*What the task asks*
Find the line with "OCR this image." in the data below. Repeat it and every line after it up to the end, exactly, but drop the pictures.

-- START OF Records supplied --

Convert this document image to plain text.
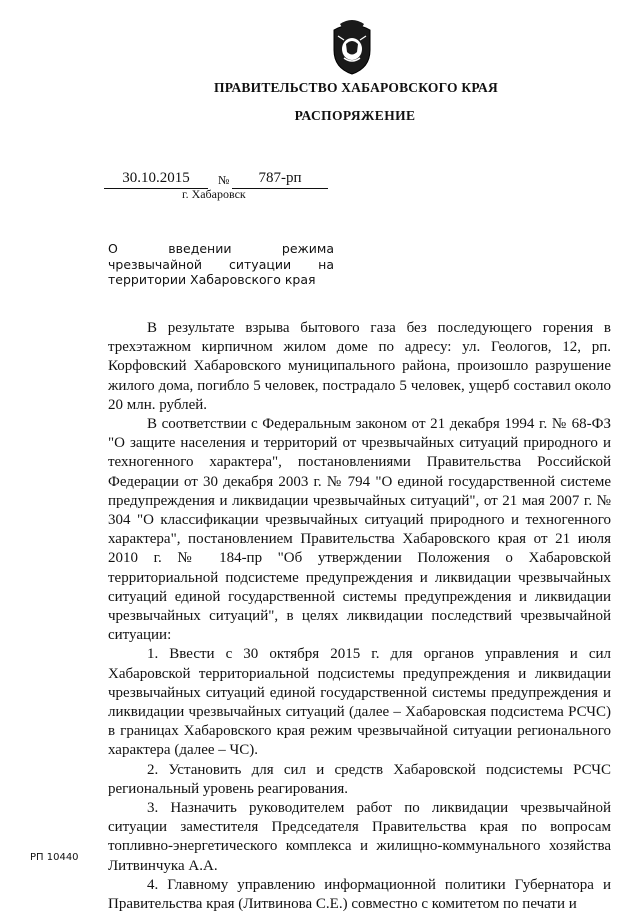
ПРАВИТЕЛЬСТВО ХАБАРОВСКОГО КРАЯ
РАСПОРЯЖЕНИЕ
30.10.2015	№	787-рп
г. Хабаровск
О введении режима чрезвычайной ситуации на территории Хабаровского края

В результате взрыва бытового газа без последующего горения в трехэтажном кирпичном жилом доме по адресу: ул. Геологов, 12, рп. Корфовский Хабаровского муниципального района, произошло разрушение жилого дома, погибло 5 человек, пострадало 5 человек, ущерб составил около 20 млн. рублей.

В соответствии с Федеральным законом от 21 декабря 1994 г. № 68-ФЗ "О защите населения и территорий от чрезвычайных ситуаций природного и техногенного характера", постановлениями Правительства Российской Федерации от 30 декабря 2003 г. № 794 "О единой государственной системе предупреждения и ликвидации чрезвычайных ситуаций", от 21 мая 2007 г. № 304 "О классификации чрезвычайных ситуаций природного и техногенного характера", постановлением Правительства Хабаровского края от 21 июля 2010 г. № 184-пр "Об утверждении Положения о Хабаровской территориальной подсистеме предупреждения и ликвидации чрезвычайных ситуаций единой государственной системы предупреждения и ликвидации чрезвычайных ситуаций", в целях ликвидации последствий чрезвычайной ситуации:

1. Ввести с 30 октября 2015 г. для органов управления и сил Хабаровской территориальной подсистемы предупреждения и ликвидации чрезвычайных ситуаций единой государственной системы предупреждения и ликвидации чрезвычайных ситуаций (далее – Хабаровская подсистема РСЧС) в границах Хабаровского края режим чрезвычайной ситуации регионального характера (далее – ЧС).

2. Установить для сил и средств Хабаровской подсистемы РСЧС региональный уровень реагирования.

3. Назначить руководителем работ по ликвидации чрезвычайной ситуации заместителя Председателя Правительства края по вопросам топливно-энергетического комплекса и жилищно-коммунального хозяйства Литвинчука А.А.

4. Главному управлению информационной политики Губернатора и Правительства края (Литвинова С.Е.) совместно с комитетом по печати и

РП 10440
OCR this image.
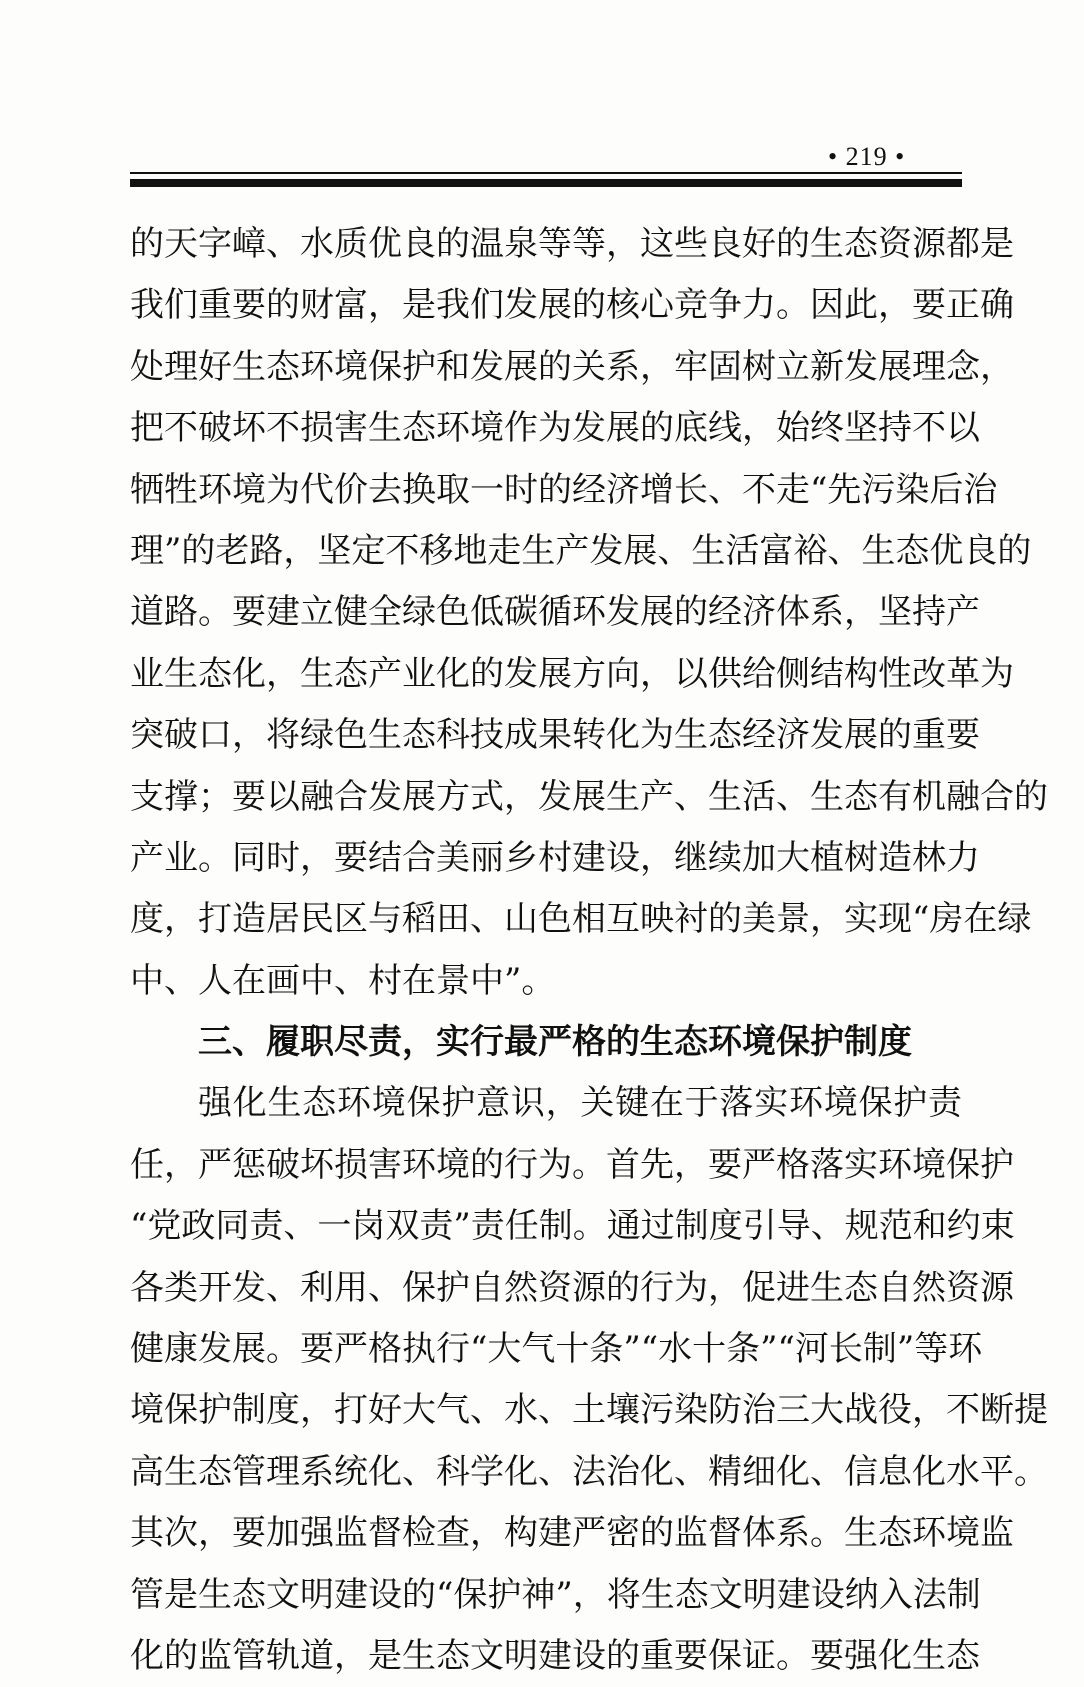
• 219 •
的天字嶂、水质优良的温泉等等，这些良好的生态资源都是
我们重要的财富，是我们发展的核心竞争力。因此，要正确
处理好生态环境保护和发展的关系，牢固树立新发展理念，
把不破坏不损害生态环境作为发展的底线，始终坚持不以
牺牲环境为代价去换取一时的经济增长、不走“先污染后治
理”的老路，坚定不移地走生产发展、生活富裕、生态优良的
道路。要建立健全绿色低碳循环发展的经济体系，坚持产
业生态化，生态产业化的发展方向，以供给侧结构性改革为
突破口，将绿色生态科技成果转化为生态经济发展的重要
支撑；要以融合发展方式，发展生产、生活、生态有机融合的
产业。同时，要结合美丽乡村建设，继续加大植树造林力
度，打造居民区与稻田、山色相互映衬的美景，实现“房在绿
中、人在画中、村在景中”。
三、履职尽责，实行最严格的生态环境保护制度
强化生态环境保护意识，关键在于落实环境保护责
任，严惩破坏损害环境的行为。首先，要严格落实环境保护
“党政同责、一岗双责”责任制。通过制度引导、规范和约束
各类开发、利用、保护自然资源的行为，促进生态自然资源
健康发展。要严格执行“大气十条”“水十条”“河长制”等环
境保护制度，打好大气、水、土壤污染防治三大战役，不断提
高生态管理系统化、科学化、法治化、精细化、信息化水平。
其次，要加强监督检查，构建严密的监督体系。生态环境监
管是生态文明建设的“保护神”，将生态文明建设纳入法制
化的监管轨道，是生态文明建设的重要保证。要强化生态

-- END OF Records supplied --

*Solved problem*
OCR this image.
• 219 •
的天字嶂、水质优良的温泉等等，这些良好的生态资源都是
我们重要的财富，是我们发展的核心竞争力。因此，要正确
处理好生态环境保护和发展的关系，牢固树立新发展理念，
把不破坏不损害生态环境作为发展的底线，始终坚持不以
牺牲环境为代价去换取一时的经济增长、不走“先污染后治
理”的老路，坚定不移地走生产发展、生活富裕、生态优良的
道路。要建立健全绿色低碳循环发展的经济体系，坚持产
业生态化，生态产业化的发展方向，以供给侧结构性改革为
突破口，将绿色生态科技成果转化为生态经济发展的重要
支撑；要以融合发展方式，发展生产、生活、生态有机融合的
产业。同时，要结合美丽乡村建设，继续加大植树造林力
度，打造居民区与稻田、山色相互映衬的美景，实现“房在绿
中、人在画中、村在景中”。
三、履职尽责，实行最严格的生态环境保护制度
强化生态环境保护意识，关键在于落实环境保护责
任，严惩破坏损害环境的行为。首先，要严格落实环境保护
“党政同责、一岗双责”责任制。通过制度引导、规范和约束
各类开发、利用、保护自然资源的行为，促进生态自然资源
健康发展。要严格执行“大气十条”“水十条”“河长制”等环
境保护制度，打好大气、水、土壤污染防治三大战役，不断提
高生态管理系统化、科学化、法治化、精细化、信息化水平。
其次，要加强监督检查，构建严密的监督体系。生态环境监
管是生态文明建设的“保护神”，将生态文明建设纳入法制
化的监管轨道，是生态文明建设的重要保证。要强化生态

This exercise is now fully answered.